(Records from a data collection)
# # #
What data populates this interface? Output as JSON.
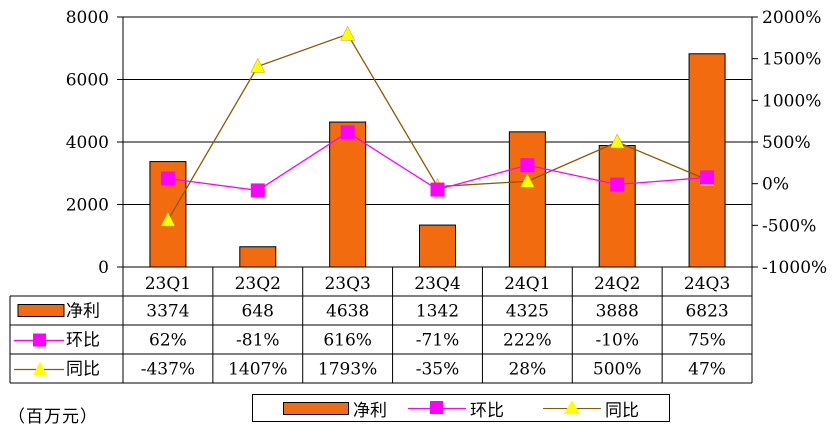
{
  "chart_data": {
    "type": "bar",
    "categories": [
      "23Q1",
      "23Q2",
      "23Q3",
      "23Q4",
      "24Q1",
      "24Q2",
      "24Q3"
    ],
    "series": [
      {
        "name": "净利",
        "type": "bar",
        "axis": "left",
        "color": "#f26b0f",
        "values": [
          3374,
          648,
          4638,
          1342,
          4325,
          3888,
          6823
        ],
        "labels": [
          "3374",
          "648",
          "4638",
          "1342",
          "4325",
          "3888",
          "6823"
        ]
      },
      {
        "name": "环比",
        "type": "line",
        "axis": "right",
        "color": "#ff00ff",
        "marker": "square",
        "values": [
          62,
          -81,
          616,
          -71,
          222,
          -10,
          75
        ],
        "labels": [
          "62%",
          "-81%",
          "616%",
          "-71%",
          "222%",
          "-10%",
          "75%"
        ]
      },
      {
        "name": "同比",
        "type": "line",
        "axis": "right",
        "color": "#8b5a00",
        "marker": "triangle",
        "marker_color": "#ffff00",
        "values": [
          -437,
          1407,
          1793,
          -35,
          28,
          500,
          47
        ],
        "labels": [
          "-437%",
          "1407%",
          "1793%",
          "-35%",
          "28%",
          "500%",
          "47%"
        ]
      }
    ],
    "left_axis": {
      "min": 0,
      "max": 8000,
      "ticks": [
        "0",
        "2000",
        "4000",
        "6000",
        "8000"
      ]
    },
    "right_axis": {
      "min": -1000,
      "max": 2000,
      "ticks": [
        "-1000%",
        "-500%",
        "0%",
        "500%",
        "1000%",
        "1500%",
        "2000%"
      ]
    },
    "grid": "horizontal",
    "legend": "bottom"
  },
  "unit_label": "（百万元）"
}
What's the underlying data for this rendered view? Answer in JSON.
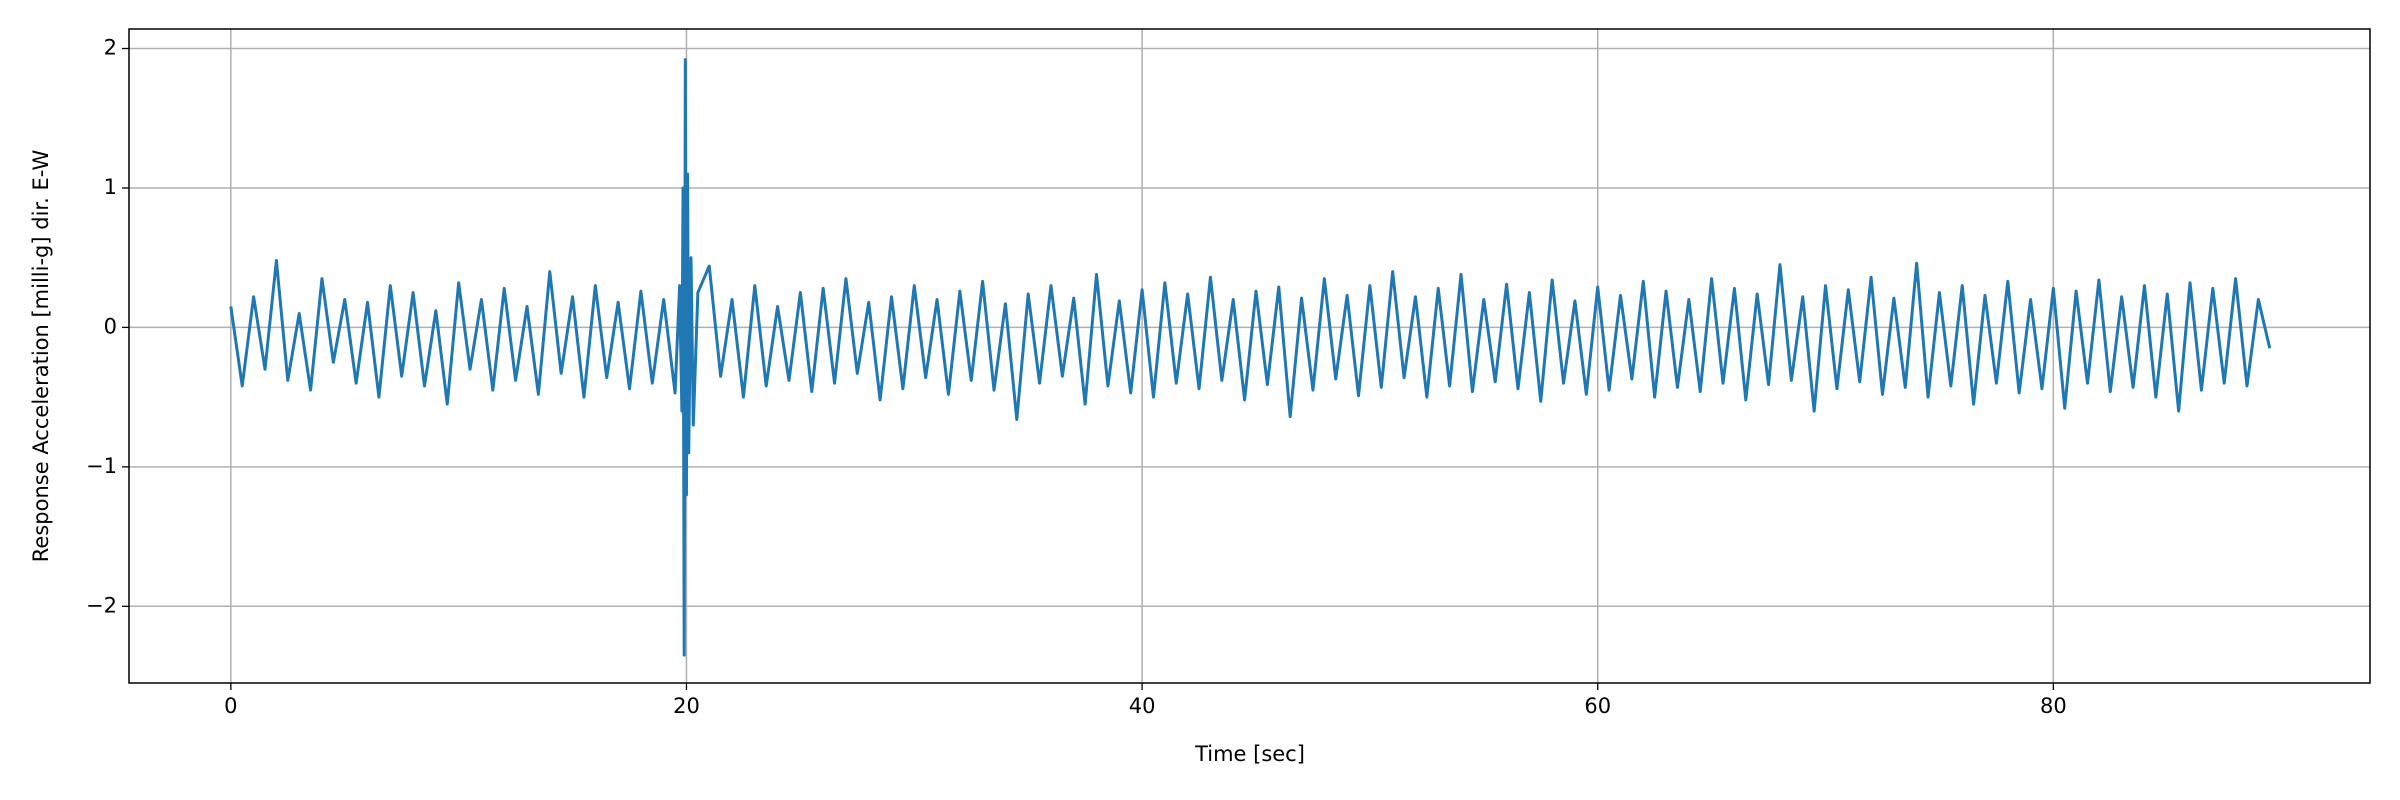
{
  "chart_data": {
    "type": "line",
    "xlabel": "Time [sec]",
    "ylabel": "Response Acceleration [milli-g] dir. E-W",
    "xlim": [
      -4.47,
      93.9
    ],
    "ylim": [
      -2.55,
      2.14
    ],
    "xticks": [
      0,
      20,
      40,
      60,
      80
    ],
    "yticks": [
      {
        "value": -2,
        "label": "−2"
      },
      {
        "value": -1,
        "label": "−1"
      },
      0,
      1,
      2
    ],
    "grid": true,
    "x": [
      0,
      0.5,
      1,
      1.5,
      2,
      2.5,
      3,
      3.5,
      4,
      4.5,
      5,
      5.5,
      6,
      6.5,
      7,
      7.5,
      8,
      8.5,
      9,
      9.5,
      10,
      10.5,
      11,
      11.5,
      12,
      12.5,
      13,
      13.5,
      14,
      14.5,
      15,
      15.5,
      16,
      16.5,
      17,
      17.5,
      18,
      18.5,
      19,
      19.5,
      19.7,
      19.8,
      19.85,
      19.9,
      19.95,
      20,
      20.05,
      20.1,
      20.2,
      20.3,
      20.5,
      21,
      21.5,
      22,
      22.5,
      23,
      23.5,
      24,
      24.5,
      25,
      25.5,
      26,
      26.5,
      27,
      27.5,
      28,
      28.5,
      29,
      29.5,
      30,
      30.5,
      31,
      31.5,
      32,
      32.5,
      33,
      33.5,
      34,
      34.5,
      35,
      35.5,
      36,
      36.5,
      37,
      37.5,
      38,
      38.5,
      39,
      39.5,
      40,
      40.5,
      41,
      41.5,
      42,
      42.5,
      43,
      43.5,
      44,
      44.5,
      45,
      45.5,
      46,
      46.5,
      47,
      47.5,
      48,
      48.5,
      49,
      49.5,
      50,
      50.5,
      51,
      51.5,
      52,
      52.5,
      53,
      53.5,
      54,
      54.5,
      55,
      55.5,
      56,
      56.5,
      57,
      57.5,
      58,
      58.5,
      59,
      59.5,
      60,
      60.5,
      61,
      61.5,
      62,
      62.5,
      63,
      63.5,
      64,
      64.5,
      65,
      65.5,
      66,
      66.5,
      67,
      67.5,
      68,
      68.5,
      69,
      69.5,
      70,
      70.5,
      71,
      71.5,
      72,
      72.5,
      73,
      73.5,
      74,
      74.5,
      75,
      75.5,
      76,
      76.5,
      77,
      77.5,
      78,
      78.5,
      79,
      79.5,
      80,
      80.5,
      81,
      81.5,
      82,
      82.5,
      83,
      83.5,
      84,
      84.5,
      85,
      85.5,
      86,
      86.5,
      87,
      87.5,
      88,
      88.5,
      89,
      89.5
    ],
    "series": [
      {
        "color": "#1f77b4",
        "values": [
          0.15,
          -0.42,
          0.22,
          -0.3,
          0.48,
          -0.38,
          0.1,
          -0.45,
          0.35,
          -0.25,
          0.2,
          -0.4,
          0.18,
          -0.5,
          0.3,
          -0.35,
          0.25,
          -0.42,
          0.12,
          -0.55,
          0.32,
          -0.3,
          0.2,
          -0.45,
          0.28,
          -0.38,
          0.15,
          -0.48,
          0.4,
          -0.33,
          0.22,
          -0.5,
          0.3,
          -0.36,
          0.18,
          -0.44,
          0.26,
          -0.4,
          0.2,
          -0.47,
          0.3,
          -0.6,
          1.0,
          -2.35,
          1.92,
          -1.2,
          1.1,
          -0.9,
          0.5,
          -0.7,
          0.25,
          0.44,
          -0.35,
          0.2,
          -0.5,
          0.3,
          -0.42,
          0.15,
          -0.38,
          0.25,
          -0.46,
          0.28,
          -0.4,
          0.35,
          -0.33,
          0.18,
          -0.52,
          0.22,
          -0.44,
          0.3,
          -0.36,
          0.2,
          -0.48,
          0.26,
          -0.38,
          0.33,
          -0.45,
          0.17,
          -0.66,
          0.24,
          -0.4,
          0.3,
          -0.35,
          0.21,
          -0.55,
          0.38,
          -0.42,
          0.19,
          -0.47,
          0.27,
          -0.5,
          0.32,
          -0.4,
          0.24,
          -0.44,
          0.36,
          -0.38,
          0.2,
          -0.52,
          0.26,
          -0.41,
          0.29,
          -0.64,
          0.21,
          -0.45,
          0.35,
          -0.37,
          0.23,
          -0.49,
          0.3,
          -0.43,
          0.4,
          -0.36,
          0.22,
          -0.5,
          0.28,
          -0.42,
          0.38,
          -0.46,
          0.2,
          -0.39,
          0.31,
          -0.44,
          0.25,
          -0.53,
          0.34,
          -0.4,
          0.19,
          -0.48,
          0.29,
          -0.45,
          0.23,
          -0.37,
          0.33,
          -0.5,
          0.26,
          -0.43,
          0.2,
          -0.46,
          0.35,
          -0.4,
          0.28,
          -0.52,
          0.24,
          -0.41,
          0.45,
          -0.38,
          0.22,
          -0.6,
          0.3,
          -0.44,
          0.27,
          -0.39,
          0.36,
          -0.48,
          0.21,
          -0.43,
          0.46,
          -0.5,
          0.25,
          -0.42,
          0.3,
          -0.55,
          0.23,
          -0.4,
          0.33,
          -0.47,
          0.2,
          -0.44,
          0.28,
          -0.58,
          0.26,
          -0.4,
          0.34,
          -0.46,
          0.22,
          -0.43,
          0.3,
          -0.5,
          0.24,
          -0.6,
          0.32,
          -0.45,
          0.28,
          -0.4,
          0.35,
          -0.42,
          0.2,
          -0.15
        ]
      }
    ]
  }
}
# # #
Exercise requirements:
Without the pictures, write out the whole listing above exactly as it appears.

Complete answer:
What data populates this interface? Output as JSON.
{
  "chart_data": {
    "type": "bar",
    "categories": [
      "23Q1",
      "23Q2",
      "23Q3",
      "23Q4",
      "24Q1",
      "24Q2",
      "24Q3"
    ],
    "series": [
      {
        "name": "净利",
        "type": "bar",
        "axis": "left",
        "color": "#f26b0f",
        "values": [
          3374,
          648,
          4638,
          1342,
          4325,
          3888,
          6823
        ],
        "labels": [
          "3374",
          "648",
          "4638",
          "1342",
          "4325",
          "3888",
          "6823"
        ]
      },
      {
        "name": "环比",
        "type": "line",
        "axis": "right",
        "color": "#ff00ff",
        "marker": "square",
        "values": [
          62,
          -81,
          616,
          -71,
          222,
          -10,
          75
        ],
        "labels": [
          "62%",
          "-81%",
          "616%",
          "-71%",
          "222%",
          "-10%",
          "75%"
        ]
      },
      {
        "name": "同比",
        "type": "line",
        "axis": "right",
        "color": "#8b5a00",
        "marker": "triangle",
        "marker_color": "#ffff00",
        "values": [
          -437,
          1407,
          1793,
          -35,
          28,
          500,
          47
        ],
        "labels": [
          "-437%",
          "1407%",
          "1793%",
          "-35%",
          "28%",
          "500%",
          "47%"
        ]
      }
    ],
    "left_axis": {
      "min": 0,
      "max": 8000,
      "ticks": [
        "0",
        "2000",
        "4000",
        "6000",
        "8000"
      ]
    },
    "right_axis": {
      "min": -1000,
      "max": 2000,
      "ticks": [
        "-1000%",
        "-500%",
        "0%",
        "500%",
        "1000%",
        "1500%",
        "2000%"
      ]
    },
    "grid": "horizontal",
    "legend": "bottom"
  },
  "unit_label": "（百万元）"
}
What's the underlying data for this rendered view? Answer in JSON.
{
  "chart_data": {
    "type": "line",
    "xlabel": "Time [sec]",
    "ylabel": "Response Acceleration [milli-g] dir. E-W",
    "xlim": [
      -4.47,
      93.9
    ],
    "ylim": [
      -2.55,
      2.14
    ],
    "xticks": [
      0,
      20,
      40,
      60,
      80
    ],
    "yticks": [
      {
        "value": -2,
        "label": "−2"
      },
      {
        "value": -1,
        "label": "−1"
      },
      0,
      1,
      2
    ],
    "grid": true,
    "x": [
      0,
      0.5,
      1,
      1.5,
      2,
      2.5,
      3,
      3.5,
      4,
      4.5,
      5,
      5.5,
      6,
      6.5,
      7,
      7.5,
      8,
      8.5,
      9,
      9.5,
      10,
      10.5,
      11,
      11.5,
      12,
      12.5,
      13,
      13.5,
      14,
      14.5,
      15,
      15.5,
      16,
      16.5,
      17,
      17.5,
      18,
      18.5,
      19,
      19.5,
      19.7,
      19.8,
      19.85,
      19.9,
      19.95,
      20,
      20.05,
      20.1,
      20.2,
      20.3,
      20.5,
      21,
      21.5,
      22,
      22.5,
      23,
      23.5,
      24,
      24.5,
      25,
      25.5,
      26,
      26.5,
      27,
      27.5,
      28,
      28.5,
      29,
      29.5,
      30,
      30.5,
      31,
      31.5,
      32,
      32.5,
      33,
      33.5,
      34,
      34.5,
      35,
      35.5,
      36,
      36.5,
      37,
      37.5,
      38,
      38.5,
      39,
      39.5,
      40,
      40.5,
      41,
      41.5,
      42,
      42.5,
      43,
      43.5,
      44,
      44.5,
      45,
      45.5,
      46,
      46.5,
      47,
      47.5,
      48,
      48.5,
      49,
      49.5,
      50,
      50.5,
      51,
      51.5,
      52,
      52.5,
      53,
      53.5,
      54,
      54.5,
      55,
      55.5,
      56,
      56.5,
      57,
      57.5,
      58,
      58.5,
      59,
      59.5,
      60,
      60.5,
      61,
      61.5,
      62,
      62.5,
      63,
      63.5,
      64,
      64.5,
      65,
      65.5,
      66,
      66.5,
      67,
      67.5,
      68,
      68.5,
      69,
      69.5,
      70,
      70.5,
      71,
      71.5,
      72,
      72.5,
      73,
      73.5,
      74,
      74.5,
      75,
      75.5,
      76,
      76.5,
      77,
      77.5,
      78,
      78.5,
      79,
      79.5,
      80,
      80.5,
      81,
      81.5,
      82,
      82.5,
      83,
      83.5,
      84,
      84.5,
      85,
      85.5,
      86,
      86.5,
      87,
      87.5,
      88,
      88.5,
      89,
      89.5
    ],
    "series": [
      {
        "color": "#1f77b4",
        "values": [
          0.15,
          -0.42,
          0.22,
          -0.3,
          0.48,
          -0.38,
          0.1,
          -0.45,
          0.35,
          -0.25,
          0.2,
          -0.4,
          0.18,
          -0.5,
          0.3,
          -0.35,
          0.25,
          -0.42,
          0.12,
          -0.55,
          0.32,
          -0.3,
          0.2,
          -0.45,
          0.28,
          -0.38,
          0.15,
          -0.48,
          0.4,
          -0.33,
          0.22,
          -0.5,
          0.3,
          -0.36,
          0.18,
          -0.44,
          0.26,
          -0.4,
          0.2,
          -0.47,
          0.3,
          -0.6,
          1.0,
          -2.35,
          1.92,
          -1.2,
          1.1,
          -0.9,
          0.5,
          -0.7,
          0.25,
          0.44,
          -0.35,
          0.2,
          -0.5,
          0.3,
          -0.42,
          0.15,
          -0.38,
          0.25,
          -0.46,
          0.28,
          -0.4,
          0.35,
          -0.33,
          0.18,
          -0.52,
          0.22,
          -0.44,
          0.3,
          -0.36,
          0.2,
          -0.48,
          0.26,
          -0.38,
          0.33,
          -0.45,
          0.17,
          -0.66,
          0.24,
          -0.4,
          0.3,
          -0.35,
          0.21,
          -0.55,
          0.38,
          -0.42,
          0.19,
          -0.47,
          0.27,
          -0.5,
          0.32,
          -0.4,
          0.24,
          -0.44,
          0.36,
          -0.38,
          0.2,
          -0.52,
          0.26,
          -0.41,
          0.29,
          -0.64,
          0.21,
          -0.45,
          0.35,
          -0.37,
          0.23,
          -0.49,
          0.3,
          -0.43,
          0.4,
          -0.36,
          0.22,
          -0.5,
          0.28,
          -0.42,
          0.38,
          -0.46,
          0.2,
          -0.39,
          0.31,
          -0.44,
          0.25,
          -0.53,
          0.34,
          -0.4,
          0.19,
          -0.48,
          0.29,
          -0.45,
          0.23,
          -0.37,
          0.33,
          -0.5,
          0.26,
          -0.43,
          0.2,
          -0.46,
          0.35,
          -0.4,
          0.28,
          -0.52,
          0.24,
          -0.41,
          0.45,
          -0.38,
          0.22,
          -0.6,
          0.3,
          -0.44,
          0.27,
          -0.39,
          0.36,
          -0.48,
          0.21,
          -0.43,
          0.46,
          -0.5,
          0.25,
          -0.42,
          0.3,
          -0.55,
          0.23,
          -0.4,
          0.33,
          -0.47,
          0.2,
          -0.44,
          0.28,
          -0.58,
          0.26,
          -0.4,
          0.34,
          -0.46,
          0.22,
          -0.43,
          0.3,
          -0.5,
          0.24,
          -0.6,
          0.32,
          -0.45,
          0.28,
          -0.4,
          0.35,
          -0.42,
          0.2,
          -0.15
        ]
      }
    ]
  }
}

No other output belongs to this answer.